Go through the data and copy every line exactly, but not the images.

╭──

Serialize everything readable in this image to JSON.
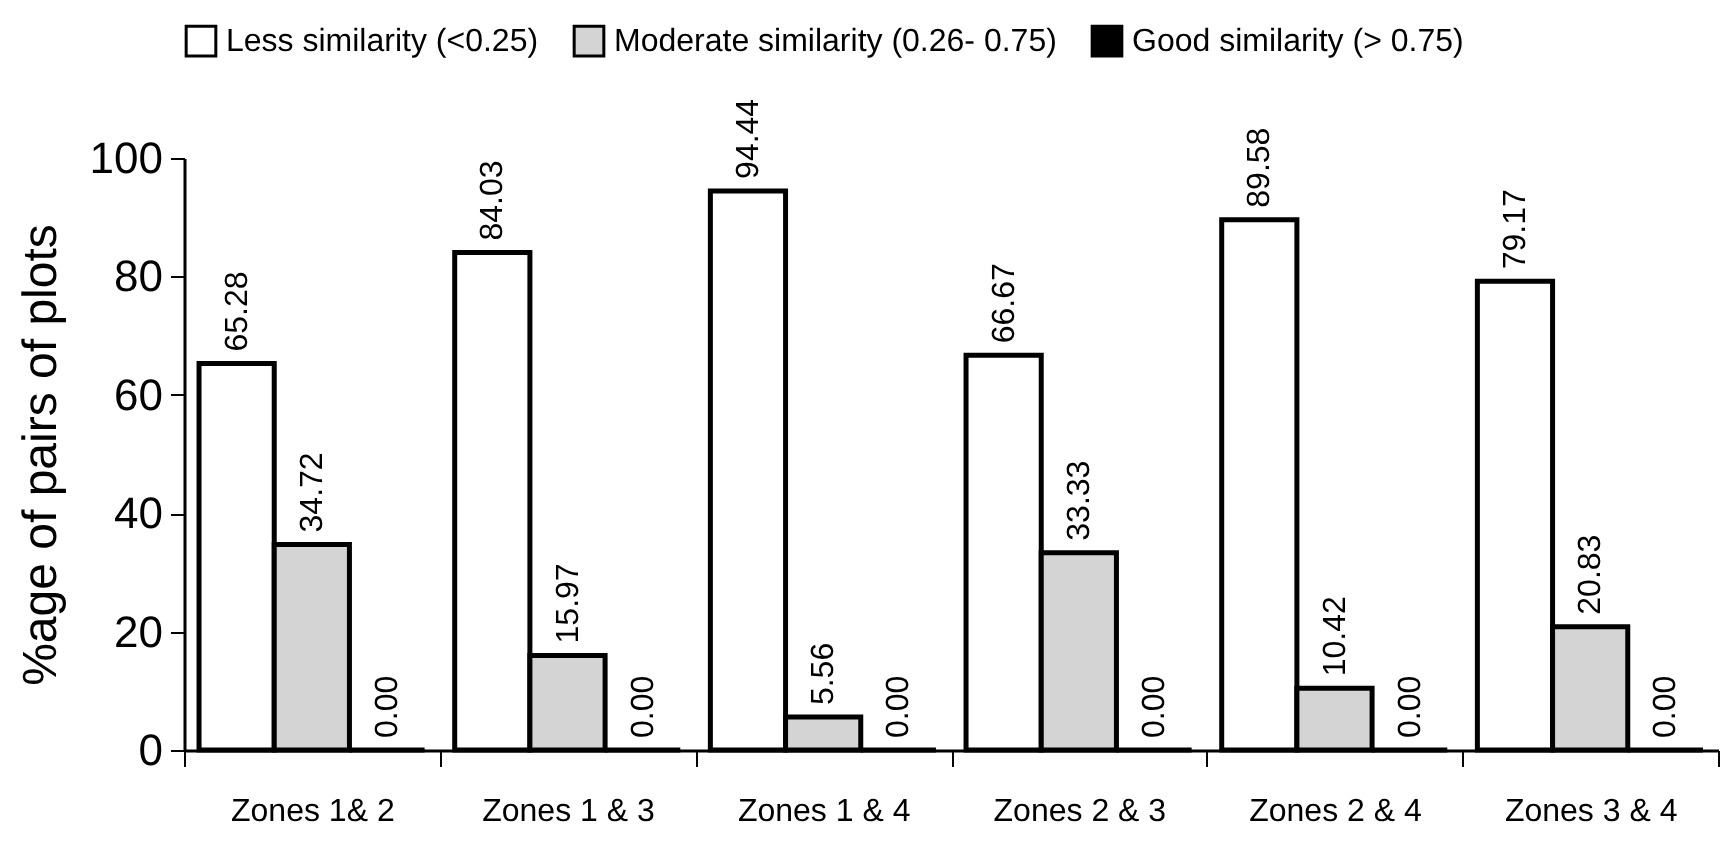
{
  "chart_data": {
    "type": "bar",
    "ylabel": "%age of pairs of plots",
    "categories": [
      "Zones 1& 2",
      "Zones 1 & 3",
      "Zones 1 & 4",
      "Zones 2 & 3",
      "Zones 2 & 4",
      "Zones 3 & 4"
    ],
    "series": [
      {
        "name": "Less similarity (<0.25)",
        "color": "#ffffff",
        "values": [
          65.28,
          84.03,
          94.44,
          66.67,
          89.58,
          79.17
        ],
        "value_labels": [
          "65.28",
          "84.03",
          "94.44",
          "66.67",
          "89.58",
          "79.17"
        ]
      },
      {
        "name": "Moderate similarity (0.26- 0.75)",
        "color": "#d4d4d4",
        "values": [
          34.72,
          15.97,
          5.56,
          33.33,
          10.42,
          20.83
        ],
        "value_labels": [
          "34.72",
          "15.97",
          "5.56",
          "33.33",
          "10.42",
          "20.83"
        ]
      },
      {
        "name": "Good similarity (> 0.75)",
        "color": "#000000",
        "values": [
          0,
          0,
          0,
          0,
          0,
          0
        ],
        "value_labels": [
          "0.00",
          "0.00",
          "0.00",
          "0.00",
          "0.00",
          "0.00"
        ]
      }
    ],
    "ylim": [
      0,
      100
    ],
    "yticks": [
      0,
      20,
      40,
      60,
      80,
      100
    ],
    "legend": "top"
  }
}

╰──

**Answer below**
Serialize everything readable in this image to JSON.
{
  "chart_data": {
    "type": "bar",
    "ylabel": "%age of pairs of plots",
    "categories": [
      "Zones 1& 2",
      "Zones 1 & 3",
      "Zones 1 & 4",
      "Zones 2 & 3",
      "Zones 2 & 4",
      "Zones 3 & 4"
    ],
    "series": [
      {
        "name": "Less similarity (<0.25)",
        "color": "#ffffff",
        "values": [
          65.28,
          84.03,
          94.44,
          66.67,
          89.58,
          79.17
        ],
        "value_labels": [
          "65.28",
          "84.03",
          "94.44",
          "66.67",
          "89.58",
          "79.17"
        ]
      },
      {
        "name": "Moderate similarity (0.26- 0.75)",
        "color": "#d4d4d4",
        "values": [
          34.72,
          15.97,
          5.56,
          33.33,
          10.42,
          20.83
        ],
        "value_labels": [
          "34.72",
          "15.97",
          "5.56",
          "33.33",
          "10.42",
          "20.83"
        ]
      },
      {
        "name": "Good similarity (> 0.75)",
        "color": "#000000",
        "values": [
          0,
          0,
          0,
          0,
          0,
          0
        ],
        "value_labels": [
          "0.00",
          "0.00",
          "0.00",
          "0.00",
          "0.00",
          "0.00"
        ]
      }
    ],
    "ylim": [
      0,
      100
    ],
    "yticks": [
      0,
      20,
      40,
      60,
      80,
      100
    ],
    "legend": "top"
  }
}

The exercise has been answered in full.